- _Список заданий_:
A: Переведите на английский язык следующее предложение из отрывка о романе «Дикая роза»: «Феликс Мичем – это некий образ героического примерного англичанина, влюбленного в армию и посвятившего ей свою жизнь».
B: Сократите абзац отрывка о романе «Дикая роза», который начинается словами «Может быть, если бы показали», сохранив его главные факты.

- _Выбранный отрывок_:
········

Видимые и невидимые

Наталия Май
               
     о персонажах романа Айрис Мердок «Дикая роза»


Видят ли люди друг друга? А самих себя? Вопросы сложнейшие, именно на них пытаются ответить герои романа «Дикая роза». Мучительно вглядываясь каждый в свою собственную бездну, обозревающий мысленным взором свои тупики.  И пытаясь разглядеть подлинные (а не воображаемые)  контуры души того, кто им дорог, безразличен или антипатичен, а то и ненавистен.

Если начать с противопоставления двух героев – Рэндла Перонетта и Феликса Мичема – главная мысль прояснится. Бывают ли идеальные люди во всех отношениях (внешне, внутренне)? Нет, конечно. Идеальными могут быть куклы или роботы, выполняющие команды по инструкции. Как трудно создать положительного персонажа, чтобы он не выглядел этаким роботом! Который все «правильно» делает и говорит. И даже думает правильно. Как часто бывает, что в героях отрицательных куда больше жизни, они заслоняют своей яркостью положительных, с легкостью затмевают их. В глазах друзей, родственников, возлюбленных. Феликс Мичем – это некий образ героического примерного англичанина, влюбленного в армию и посвятившего ей свою жизнь. Айрис Мердок не была бы самой собой, если бы нарисовала этакий монумент, живой памятник.

Она иронизирует, вставляет шпильки, и вот что в итоге у нас получается: «За прошедшие годы у него в разных концах света было множество женщин. С грубостью солдата, с высокомерием саиба, он придавал мало значения этим связям, хотя по поводу прелюбодеяния как такового порой испытывал уколы совести. Феликс всю жизнь ходил в церковь и причащался, придерживаясь той бездумной, не трогающей душу христианской веры, в которой был воспитан и которая смутно связывалась в его сознании со службой отечеству и королеве. Он знал, что нехорошо спать с женщиной, на которой ты не женат, однако же почти каждому мало-мальски серьезному искушению поддавался, особенно в жарких странах. Но где-то в глубине души он хранил намерение в конце концов жениться на англичанке; и из этого-то намерения постепенно возникла его безнадежная любовь к Энн». В разговоре Феликс характеризует жизнь как следование неким правилам. Идеальное качество для военного. При этом он не умеет ладить с «нужными людьми», а потому его карьера застопорилась.

Может быть, если бы показали, как Феликс проявляет себя на службе, его образ стал бы ярче, более выпуклым. Но мы этого не видим. А как проявляет он себя вне службы? Отношения с женщинами – «высокомерие саиба». Свойственное англичанам надменное отношение к коренным жителям их колоний. Но жениться он намерен на англичанке. Феликс никогда бы не сказал, что считает англичан за первый сорт, а другие нации воспринимает иначе. Но он чувствовал именно так и так жил. Для Англии это довольно типично. Объект любви – замужняя женщина, Энн.  Которая являет собой такой же точно образец «правильности» практически во всем. Она бесцветна, пресна (внешне и внутренне) в чьих-то глазах, но не в глазах Феликса, который выдумал себе идеал. И такой же идеал видит в нем она. Но при этом ей что-то мешает «отдаться чувству»… И идеальной пары не получается. Отсутствующий муж Рэндл ощущается ею как более живой объект для любви и заботы:

«- Рэндл, Рэндл, а почему для разнообразия не поступить так, как вам самой хочется? Или разучились?

········

- _Исходный материал_:
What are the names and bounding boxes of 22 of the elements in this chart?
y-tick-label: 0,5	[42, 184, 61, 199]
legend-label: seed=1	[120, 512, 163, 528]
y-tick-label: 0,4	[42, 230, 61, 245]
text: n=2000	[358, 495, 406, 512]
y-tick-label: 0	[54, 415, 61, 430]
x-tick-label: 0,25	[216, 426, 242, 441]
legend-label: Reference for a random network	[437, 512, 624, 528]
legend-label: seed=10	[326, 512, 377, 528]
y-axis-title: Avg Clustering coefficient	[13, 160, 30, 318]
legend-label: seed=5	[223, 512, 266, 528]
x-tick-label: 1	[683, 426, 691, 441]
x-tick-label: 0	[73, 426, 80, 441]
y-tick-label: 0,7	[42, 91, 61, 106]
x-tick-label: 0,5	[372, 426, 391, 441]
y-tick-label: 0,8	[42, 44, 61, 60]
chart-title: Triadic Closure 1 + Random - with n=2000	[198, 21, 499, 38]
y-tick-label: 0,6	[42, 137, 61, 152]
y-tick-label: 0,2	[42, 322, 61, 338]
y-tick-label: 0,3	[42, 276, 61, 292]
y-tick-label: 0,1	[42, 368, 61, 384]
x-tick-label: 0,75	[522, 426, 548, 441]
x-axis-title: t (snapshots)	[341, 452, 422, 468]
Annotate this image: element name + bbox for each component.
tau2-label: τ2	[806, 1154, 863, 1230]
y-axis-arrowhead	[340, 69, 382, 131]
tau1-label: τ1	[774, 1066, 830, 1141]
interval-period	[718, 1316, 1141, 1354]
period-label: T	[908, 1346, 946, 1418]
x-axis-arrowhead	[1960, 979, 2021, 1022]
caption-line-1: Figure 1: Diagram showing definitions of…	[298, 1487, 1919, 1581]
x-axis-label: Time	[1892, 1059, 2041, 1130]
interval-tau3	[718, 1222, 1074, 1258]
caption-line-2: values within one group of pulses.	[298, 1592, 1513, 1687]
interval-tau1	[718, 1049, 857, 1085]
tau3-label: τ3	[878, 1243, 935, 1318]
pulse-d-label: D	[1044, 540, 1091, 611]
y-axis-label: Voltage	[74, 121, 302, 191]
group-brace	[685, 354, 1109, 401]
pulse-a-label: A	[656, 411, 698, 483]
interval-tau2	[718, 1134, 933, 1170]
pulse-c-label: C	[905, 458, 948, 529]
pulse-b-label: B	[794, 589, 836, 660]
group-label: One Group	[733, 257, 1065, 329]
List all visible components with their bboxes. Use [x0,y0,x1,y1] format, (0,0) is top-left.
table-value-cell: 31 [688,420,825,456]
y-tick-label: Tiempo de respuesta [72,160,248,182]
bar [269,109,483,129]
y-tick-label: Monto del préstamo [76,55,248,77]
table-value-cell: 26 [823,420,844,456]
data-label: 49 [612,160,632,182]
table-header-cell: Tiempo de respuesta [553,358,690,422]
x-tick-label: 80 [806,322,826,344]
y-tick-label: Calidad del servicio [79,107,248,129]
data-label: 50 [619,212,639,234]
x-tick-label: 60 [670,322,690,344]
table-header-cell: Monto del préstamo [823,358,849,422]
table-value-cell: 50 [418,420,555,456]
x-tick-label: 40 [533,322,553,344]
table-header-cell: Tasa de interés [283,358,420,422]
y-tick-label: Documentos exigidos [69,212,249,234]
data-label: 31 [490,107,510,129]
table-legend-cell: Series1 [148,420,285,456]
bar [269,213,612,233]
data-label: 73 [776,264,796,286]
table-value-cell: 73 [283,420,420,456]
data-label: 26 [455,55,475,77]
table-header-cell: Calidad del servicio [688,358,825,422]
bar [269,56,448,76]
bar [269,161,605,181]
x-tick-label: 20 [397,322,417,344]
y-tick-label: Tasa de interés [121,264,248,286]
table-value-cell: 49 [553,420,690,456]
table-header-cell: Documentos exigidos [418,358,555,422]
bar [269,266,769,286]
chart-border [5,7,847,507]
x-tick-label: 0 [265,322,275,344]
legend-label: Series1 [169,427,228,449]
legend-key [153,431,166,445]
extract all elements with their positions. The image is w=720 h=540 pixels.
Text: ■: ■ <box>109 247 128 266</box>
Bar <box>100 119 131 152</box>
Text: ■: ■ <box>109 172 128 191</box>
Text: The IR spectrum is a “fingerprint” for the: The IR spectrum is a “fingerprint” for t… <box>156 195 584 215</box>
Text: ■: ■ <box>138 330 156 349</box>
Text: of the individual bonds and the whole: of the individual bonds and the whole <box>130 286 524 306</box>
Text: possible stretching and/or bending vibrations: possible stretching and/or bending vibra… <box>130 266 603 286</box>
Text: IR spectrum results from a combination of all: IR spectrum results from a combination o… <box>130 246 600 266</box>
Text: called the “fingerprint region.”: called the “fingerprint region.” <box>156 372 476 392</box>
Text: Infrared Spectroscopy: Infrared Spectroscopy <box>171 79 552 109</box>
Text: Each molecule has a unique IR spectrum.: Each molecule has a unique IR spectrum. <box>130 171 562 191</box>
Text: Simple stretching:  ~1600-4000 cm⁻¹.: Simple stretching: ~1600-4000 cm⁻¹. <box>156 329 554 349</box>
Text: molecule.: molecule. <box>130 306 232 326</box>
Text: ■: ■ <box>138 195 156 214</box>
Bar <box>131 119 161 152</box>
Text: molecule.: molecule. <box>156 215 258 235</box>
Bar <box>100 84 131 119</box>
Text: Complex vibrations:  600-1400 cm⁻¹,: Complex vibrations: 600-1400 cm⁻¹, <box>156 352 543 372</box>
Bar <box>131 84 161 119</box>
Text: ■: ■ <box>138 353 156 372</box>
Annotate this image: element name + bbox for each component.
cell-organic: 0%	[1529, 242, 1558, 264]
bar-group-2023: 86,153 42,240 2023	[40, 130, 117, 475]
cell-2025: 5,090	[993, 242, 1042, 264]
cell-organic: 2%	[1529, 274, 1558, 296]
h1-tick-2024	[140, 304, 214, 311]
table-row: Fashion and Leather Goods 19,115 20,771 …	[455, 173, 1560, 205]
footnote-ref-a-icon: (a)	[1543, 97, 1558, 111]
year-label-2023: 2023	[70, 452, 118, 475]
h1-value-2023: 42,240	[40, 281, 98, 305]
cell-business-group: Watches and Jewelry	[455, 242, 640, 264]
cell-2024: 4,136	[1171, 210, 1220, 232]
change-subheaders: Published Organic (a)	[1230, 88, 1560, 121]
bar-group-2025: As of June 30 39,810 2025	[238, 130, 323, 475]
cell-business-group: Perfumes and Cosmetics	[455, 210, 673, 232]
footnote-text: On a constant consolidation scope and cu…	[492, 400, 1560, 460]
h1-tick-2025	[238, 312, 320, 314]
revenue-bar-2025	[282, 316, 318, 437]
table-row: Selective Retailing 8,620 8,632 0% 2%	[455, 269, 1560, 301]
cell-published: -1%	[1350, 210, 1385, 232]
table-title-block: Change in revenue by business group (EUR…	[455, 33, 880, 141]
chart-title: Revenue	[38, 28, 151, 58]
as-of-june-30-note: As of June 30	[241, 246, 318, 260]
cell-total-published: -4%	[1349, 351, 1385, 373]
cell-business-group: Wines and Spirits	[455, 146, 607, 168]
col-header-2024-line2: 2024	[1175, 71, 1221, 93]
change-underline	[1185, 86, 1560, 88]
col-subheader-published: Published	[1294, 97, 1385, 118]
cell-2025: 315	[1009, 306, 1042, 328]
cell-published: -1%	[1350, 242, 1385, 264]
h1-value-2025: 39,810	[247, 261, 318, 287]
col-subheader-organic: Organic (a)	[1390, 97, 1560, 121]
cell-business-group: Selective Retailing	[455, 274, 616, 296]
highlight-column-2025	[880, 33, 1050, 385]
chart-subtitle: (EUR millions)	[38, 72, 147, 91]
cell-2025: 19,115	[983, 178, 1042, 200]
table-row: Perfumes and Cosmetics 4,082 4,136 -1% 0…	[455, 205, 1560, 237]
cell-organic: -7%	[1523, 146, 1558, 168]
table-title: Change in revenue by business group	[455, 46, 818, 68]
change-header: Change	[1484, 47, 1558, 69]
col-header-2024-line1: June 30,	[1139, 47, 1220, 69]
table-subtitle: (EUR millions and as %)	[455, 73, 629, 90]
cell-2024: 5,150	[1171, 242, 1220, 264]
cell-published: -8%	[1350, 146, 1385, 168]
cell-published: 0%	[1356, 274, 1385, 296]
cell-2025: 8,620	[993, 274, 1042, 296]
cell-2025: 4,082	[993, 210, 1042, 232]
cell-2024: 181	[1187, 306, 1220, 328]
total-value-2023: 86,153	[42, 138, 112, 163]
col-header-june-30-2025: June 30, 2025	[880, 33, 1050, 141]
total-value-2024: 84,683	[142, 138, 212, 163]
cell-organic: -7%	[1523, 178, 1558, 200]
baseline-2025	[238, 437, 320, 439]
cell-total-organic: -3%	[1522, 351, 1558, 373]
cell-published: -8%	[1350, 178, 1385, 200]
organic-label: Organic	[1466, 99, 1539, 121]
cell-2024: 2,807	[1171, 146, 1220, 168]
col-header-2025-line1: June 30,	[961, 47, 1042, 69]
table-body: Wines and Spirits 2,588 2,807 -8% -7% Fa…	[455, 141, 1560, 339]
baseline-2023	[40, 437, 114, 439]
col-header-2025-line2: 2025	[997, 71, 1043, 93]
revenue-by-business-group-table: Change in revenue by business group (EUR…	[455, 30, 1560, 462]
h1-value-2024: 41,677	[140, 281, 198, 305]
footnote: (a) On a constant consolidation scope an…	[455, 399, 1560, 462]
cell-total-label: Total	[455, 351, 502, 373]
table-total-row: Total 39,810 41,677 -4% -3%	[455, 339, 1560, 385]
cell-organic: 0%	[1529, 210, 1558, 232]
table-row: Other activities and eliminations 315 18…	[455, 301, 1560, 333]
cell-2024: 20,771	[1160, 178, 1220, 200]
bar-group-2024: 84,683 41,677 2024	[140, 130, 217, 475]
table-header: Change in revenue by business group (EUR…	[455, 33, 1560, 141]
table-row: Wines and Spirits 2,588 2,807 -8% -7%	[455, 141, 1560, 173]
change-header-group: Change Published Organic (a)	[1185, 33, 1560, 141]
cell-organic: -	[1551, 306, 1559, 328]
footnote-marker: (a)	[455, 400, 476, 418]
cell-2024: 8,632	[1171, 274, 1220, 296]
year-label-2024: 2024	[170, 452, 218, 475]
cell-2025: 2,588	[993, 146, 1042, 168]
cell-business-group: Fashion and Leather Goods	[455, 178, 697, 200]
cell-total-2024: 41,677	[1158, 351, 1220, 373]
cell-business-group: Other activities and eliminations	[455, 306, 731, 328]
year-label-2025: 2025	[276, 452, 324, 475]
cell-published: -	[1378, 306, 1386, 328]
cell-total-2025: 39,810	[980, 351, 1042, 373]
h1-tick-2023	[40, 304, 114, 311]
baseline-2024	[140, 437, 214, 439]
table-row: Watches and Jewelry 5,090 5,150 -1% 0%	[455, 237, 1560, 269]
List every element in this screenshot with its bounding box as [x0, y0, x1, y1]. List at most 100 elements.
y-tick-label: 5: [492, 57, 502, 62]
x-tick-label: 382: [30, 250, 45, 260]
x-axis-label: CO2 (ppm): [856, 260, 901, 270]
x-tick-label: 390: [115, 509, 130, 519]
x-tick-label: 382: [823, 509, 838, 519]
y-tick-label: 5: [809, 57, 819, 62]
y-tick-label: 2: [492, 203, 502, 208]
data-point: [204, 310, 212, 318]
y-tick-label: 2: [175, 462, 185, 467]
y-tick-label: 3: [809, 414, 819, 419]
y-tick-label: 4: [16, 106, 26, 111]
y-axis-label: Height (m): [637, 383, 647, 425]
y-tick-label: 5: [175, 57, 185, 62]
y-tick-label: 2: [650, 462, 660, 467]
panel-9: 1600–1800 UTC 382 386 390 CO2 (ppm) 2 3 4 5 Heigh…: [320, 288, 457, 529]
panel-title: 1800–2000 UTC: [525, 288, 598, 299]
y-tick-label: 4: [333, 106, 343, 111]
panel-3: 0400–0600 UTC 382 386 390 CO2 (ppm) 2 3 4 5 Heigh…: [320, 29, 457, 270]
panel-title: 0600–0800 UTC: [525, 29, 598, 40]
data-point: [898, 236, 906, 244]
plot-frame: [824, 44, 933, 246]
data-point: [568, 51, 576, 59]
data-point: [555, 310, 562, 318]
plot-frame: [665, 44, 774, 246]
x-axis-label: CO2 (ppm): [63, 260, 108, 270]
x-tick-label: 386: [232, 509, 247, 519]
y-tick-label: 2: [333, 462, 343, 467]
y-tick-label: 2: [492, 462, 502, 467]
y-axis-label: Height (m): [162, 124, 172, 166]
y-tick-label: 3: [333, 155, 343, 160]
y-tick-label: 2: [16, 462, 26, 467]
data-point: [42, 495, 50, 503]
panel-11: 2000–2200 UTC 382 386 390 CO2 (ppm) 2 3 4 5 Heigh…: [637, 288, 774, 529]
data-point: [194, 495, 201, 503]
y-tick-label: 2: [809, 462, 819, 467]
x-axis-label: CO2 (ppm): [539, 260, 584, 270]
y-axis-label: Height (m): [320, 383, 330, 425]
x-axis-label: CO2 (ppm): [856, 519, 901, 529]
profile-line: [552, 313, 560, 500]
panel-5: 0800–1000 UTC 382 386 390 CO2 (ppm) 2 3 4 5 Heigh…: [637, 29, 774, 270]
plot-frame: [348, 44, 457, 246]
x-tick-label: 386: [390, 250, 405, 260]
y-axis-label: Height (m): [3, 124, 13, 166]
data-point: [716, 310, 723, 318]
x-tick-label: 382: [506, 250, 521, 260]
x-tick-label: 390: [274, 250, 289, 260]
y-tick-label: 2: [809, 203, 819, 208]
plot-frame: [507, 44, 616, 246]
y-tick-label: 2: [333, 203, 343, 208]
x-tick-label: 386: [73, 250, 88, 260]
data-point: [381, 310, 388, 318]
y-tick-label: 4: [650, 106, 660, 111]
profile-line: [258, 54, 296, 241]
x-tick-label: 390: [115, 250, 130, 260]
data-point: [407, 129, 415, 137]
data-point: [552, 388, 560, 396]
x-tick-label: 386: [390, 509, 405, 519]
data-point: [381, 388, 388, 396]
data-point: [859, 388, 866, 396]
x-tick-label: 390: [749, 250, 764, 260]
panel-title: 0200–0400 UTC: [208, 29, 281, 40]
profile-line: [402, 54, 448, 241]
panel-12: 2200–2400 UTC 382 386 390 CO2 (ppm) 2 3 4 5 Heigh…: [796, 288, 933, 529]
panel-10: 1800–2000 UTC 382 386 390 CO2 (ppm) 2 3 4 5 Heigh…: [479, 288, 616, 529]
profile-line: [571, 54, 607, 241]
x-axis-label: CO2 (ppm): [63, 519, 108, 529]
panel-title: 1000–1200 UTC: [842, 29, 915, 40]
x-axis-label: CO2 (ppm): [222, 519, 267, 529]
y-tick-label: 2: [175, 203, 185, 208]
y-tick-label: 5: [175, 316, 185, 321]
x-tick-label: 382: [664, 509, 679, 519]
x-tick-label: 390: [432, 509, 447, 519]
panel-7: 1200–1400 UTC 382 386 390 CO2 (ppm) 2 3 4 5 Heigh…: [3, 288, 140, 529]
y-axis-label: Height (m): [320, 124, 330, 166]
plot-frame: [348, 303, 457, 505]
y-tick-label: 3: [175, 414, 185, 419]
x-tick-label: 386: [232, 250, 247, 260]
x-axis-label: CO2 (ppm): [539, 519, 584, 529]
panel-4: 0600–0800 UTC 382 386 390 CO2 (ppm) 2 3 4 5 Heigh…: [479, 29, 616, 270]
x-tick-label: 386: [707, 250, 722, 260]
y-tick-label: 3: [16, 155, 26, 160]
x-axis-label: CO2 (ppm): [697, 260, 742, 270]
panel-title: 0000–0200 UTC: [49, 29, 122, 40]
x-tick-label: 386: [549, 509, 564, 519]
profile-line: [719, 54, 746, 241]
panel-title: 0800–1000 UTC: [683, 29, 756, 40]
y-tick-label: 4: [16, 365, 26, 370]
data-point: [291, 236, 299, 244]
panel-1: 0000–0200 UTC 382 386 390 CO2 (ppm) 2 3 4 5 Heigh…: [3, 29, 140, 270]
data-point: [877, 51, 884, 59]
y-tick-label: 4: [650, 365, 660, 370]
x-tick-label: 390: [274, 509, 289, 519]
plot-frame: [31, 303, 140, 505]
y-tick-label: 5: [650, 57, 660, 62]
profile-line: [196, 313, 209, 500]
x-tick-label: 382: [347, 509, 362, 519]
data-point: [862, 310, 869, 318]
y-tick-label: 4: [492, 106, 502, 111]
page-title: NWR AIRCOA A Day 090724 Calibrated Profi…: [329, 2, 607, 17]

········

- _Ответы_:
A: Felix Meecham is a kind of image of the heroic, exemplary Englishman who is in love with the army and has devoted his life to it.

B: Феликса не показывают на службе, поэтому его образ менее ярок. Вне службы он относится к женщинам с «высокомерием саиба», то есть с надменностью англичан к жителям колоний, а жениться собирается на англичанке. Вслух он бы не признал, что ставит англичан выше других наций, но чувствовал и жил именно так, что довольно типично для Англии. Он любит замужнюю Энн, такой же образец «правильности». Кому-то она кажется бесцветной, но не Феликсу, который выдумал себе идеал. Энн видит такой же идеал в нем, однако ей что-то мешает «отдаться чувству», и идеальной пары не получается. Отсутствующий муж Рэндл кажется ей более живым объектом для любви и заботы.